### PASSAGE PROVIDED
[Start]
Supportive is consistently coupled with the word “faculty” by our student body at Arkansas Tech University. Sometimes these relationships make such an impact that their byproduct propels philanthropic action.
No better allusion exists on the ATU campus than the relationship between Dr. Hanna Norton and Sarah Beth Phillips. Phillips notes that she “expresses her gratitude daily” for the impact that Norton has made in her life—an impact that began in August 2004. Not many days go by that Norton and Phillips haven’t exchanged a text or had a conversation.
“Dr. Norton had a reputation for being no-nonsense and setting high expectations for her students,” said Phillips. Initially intimidated by Norton’s reputation, Phillips dedicated herself to the academic rigor for her major and wanted to make Norton proud. A pivotal moment that fueled this tenacity occurred late one evening while she and a group of students were in the library practicing for a presentation.
[End]
### CHALLENGE
Reproduce the whole passage about Dr. Hanna Norton and Sarah Beth Phillips at Arkansas Tech University word for word.

Layout element entries
[Start]
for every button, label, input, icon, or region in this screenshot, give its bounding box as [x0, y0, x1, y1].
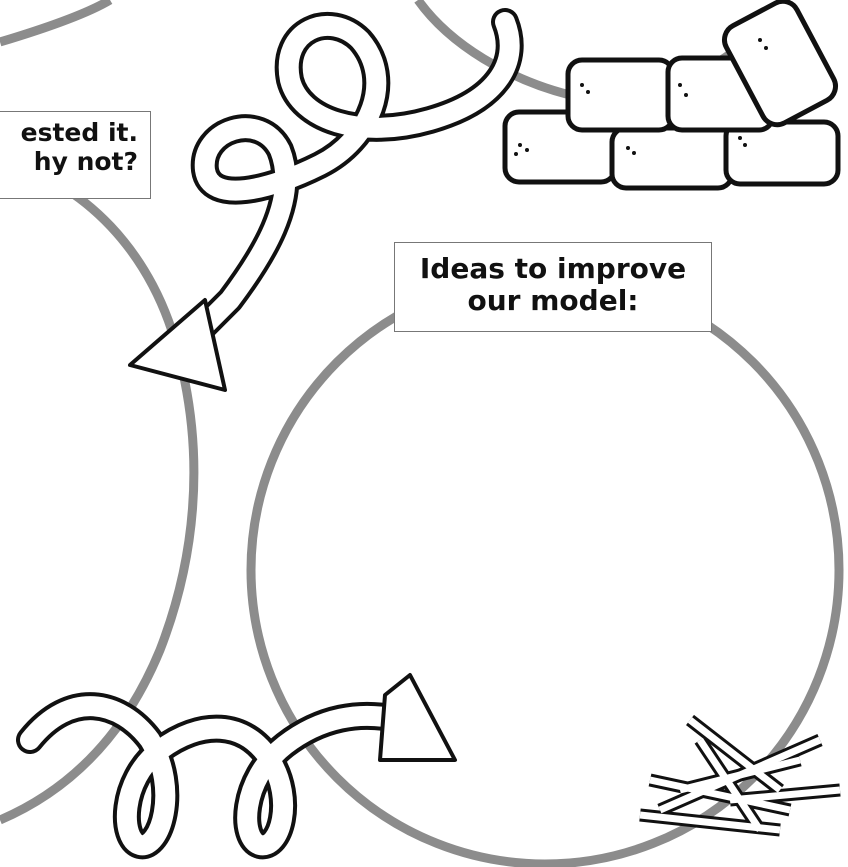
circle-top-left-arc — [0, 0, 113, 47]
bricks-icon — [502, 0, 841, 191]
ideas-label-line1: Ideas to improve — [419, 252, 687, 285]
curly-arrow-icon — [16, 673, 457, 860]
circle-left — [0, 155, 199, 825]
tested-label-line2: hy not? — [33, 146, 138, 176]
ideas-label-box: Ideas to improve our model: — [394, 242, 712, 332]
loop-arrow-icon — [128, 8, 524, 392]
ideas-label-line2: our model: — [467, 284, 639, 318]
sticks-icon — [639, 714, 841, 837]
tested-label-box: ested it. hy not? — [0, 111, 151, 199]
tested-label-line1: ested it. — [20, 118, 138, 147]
[End]
### CORRECT OUTPUT
Supportive is consistently coupled with the word “faculty” by our student body at Arkansas Tech University. Sometimes these relationships make such an impact that their byproduct propels philanthropic action.
No better allusion exists on the ATU campus than the relationship between Dr. Hanna Norton and Sarah Beth Phillips. Phillips notes that she “expresses her gratitude daily” for the impact that Norton has made in her life—an impact that began in August 2004. Not many days go by that Norton and Phillips haven’t exchanged a text or had a conversation.
“Dr. Norton had a reputation for being no-nonsense and setting high expectations for her students,” said Phillips. Initially intimidated by Norton’s reputation, Phillips dedicated herself to the academic rigor for her major and wanted to make Norton proud. A pivotal moment that fueled this tenacity occurred late one evening while she and a group of students were in the library practicing for a presentation.